◆ SET TASK ◆
Collect every line that includes the string "يحظر".

[Dataset rows]

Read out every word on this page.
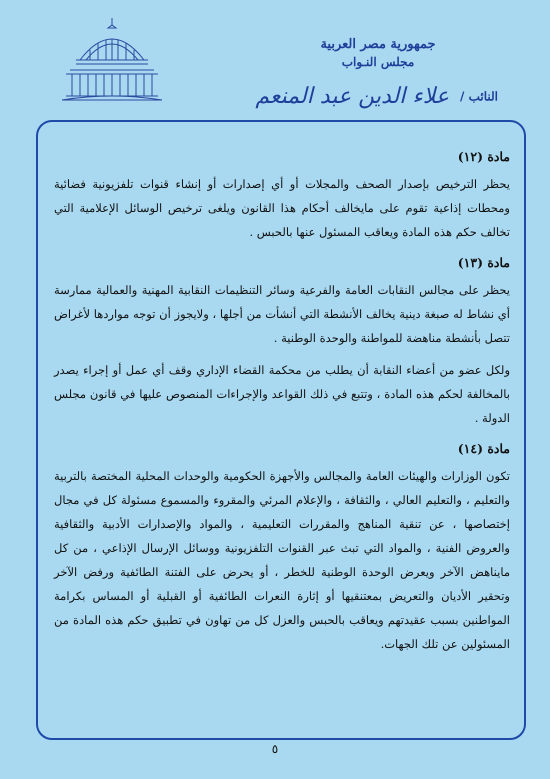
جمهورية مصر العربية
مجلس النـواب
النائب / علاء الدين عبد المنعم
مادة (١٢)

يحظر الترخيص بإصدار الصحف والمجلات أو أي إصدارات أو إنشاء قنوات تلفزيونية فضائية ومحطات إذاعية تقوم على مايخالف أحكام هذا القانون ويلغى ترخيص الوسائل الإعلامية التي تخالف حكم هذه المادة ويعاقب المسئول عنها بالحبس .

مادة (١٣)

يحظر على مجالس النقابات العامة والفرعية وسائر التنظيمات النقابية المهنية والعمالية ممارسة أي نشاط له صبغة دينية يخالف الأنشطة التي أنشأت من أجلها ، ولايجوز أن توجه مواردها لأغراض تتصل بأنشطة مناهضة للمواطنة والوحدة الوطنية .

ولكل عضو من أعضاء النقابة أن يطلب من محكمة القضاء الإداري وقف أي عمل أو إجراء يصدر بالمخالفة لحكم هذه المادة ، وتتبع في ذلك القواعد والإجراءات المنصوص عليها في قانون مجلس الدولة .

مادة (١٤)

تكون الوزارات والهيئات العامة والمجالس والأجهزة الحكومية والوحدات المحلية المختصة بالتربية والتعليم ، والتعليم العالي ، والثقافة ، والإعلام المرئي والمقروء والمسموع مسئولة كل في مجال إختصاصها ، عن تنقية المناهج والمقررات التعليمية ، والمواد والإصدارات الأدبية والثقافية والعروض الفنية ، والمواد التي تبث عبر القنوات التلفزيونية ووسائل الإرسال الإذاعي ، من كل مايناهض الآخر ويعرض الوحدة الوطنية للخطر ، أو يحرض على الفتنة الطائفية ورفض الآخر وتحقير الأديان والتعريض بمعتنقيها أو إثارة النعرات الطائفية أو القبلية أو المساس بكرامة المواطنين بسبب عقيدتهم ويعاقب بالحبس والعزل كل من تهاون في تطبيق حكم هذه المادة من المسئولين عن تلك الجهات.

٥
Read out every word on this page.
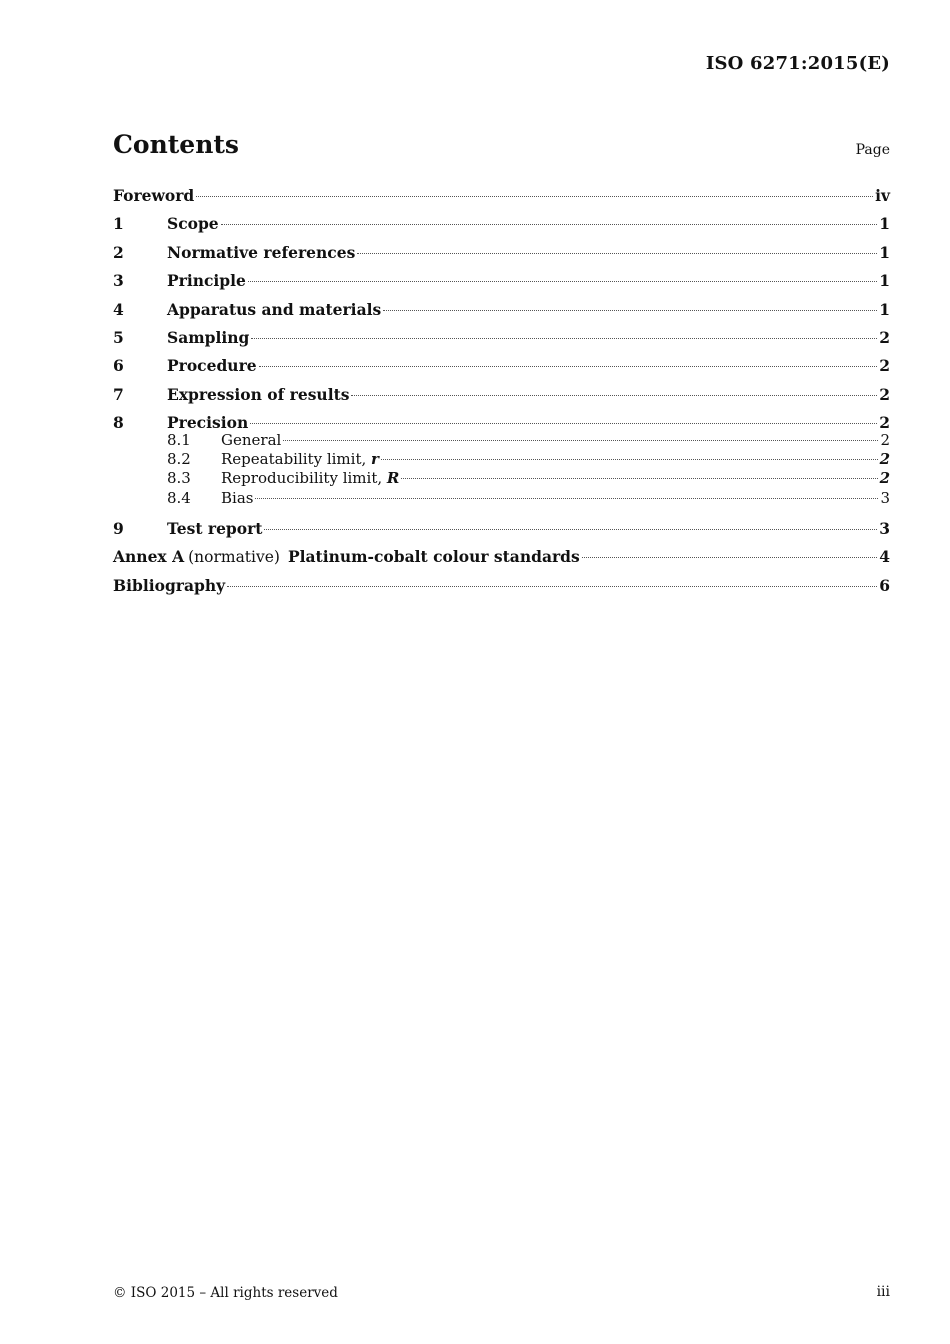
ISO 6271:2015(E)
Contents	Page
Foreword	iv
1	Scope	1
2	Normative references	1
3	Principle	1
4	Apparatus and materials	1
5	Sampling	2
6	Procedure	2
7	Expression of results	2
8	Precision	2
8.1	General	2
8.2	Repeatability limit, r	2
8.3	Reproducibility limit, R	2
8.4	Bias	3
9	Test report	3
Annex A (normative) Platinum-cobalt colour standards	4
Bibliography	6
© ISO 2015 – All rights reserved	iii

◆ THE OUTPUT ◆
يحظر الترخيص بإصدار الصحف والمجلات أو أي إصدارات أو إنشاء قنوات تلفزيونية فضائية ومحطات إذاعية تقوم على مايخالف أحكام هذا القانون ويلغى ترخيص الوسائل الإعلامية التي تخالف حكم هذه المادة ويعاقب المسئول عنها بالحبس .
يحظر على مجالس النقابات العامة والفرعية وسائر التنظيمات النقابية المهنية والعمالية ممارسة أي نشاط له صبغة دينية يخالف الأنشطة التي أنشأت من أجلها ، ولايجوز أن توجه مواردها لأغراض تتصل بأنشطة مناهضة للمواطنة والوحدة الوطنية .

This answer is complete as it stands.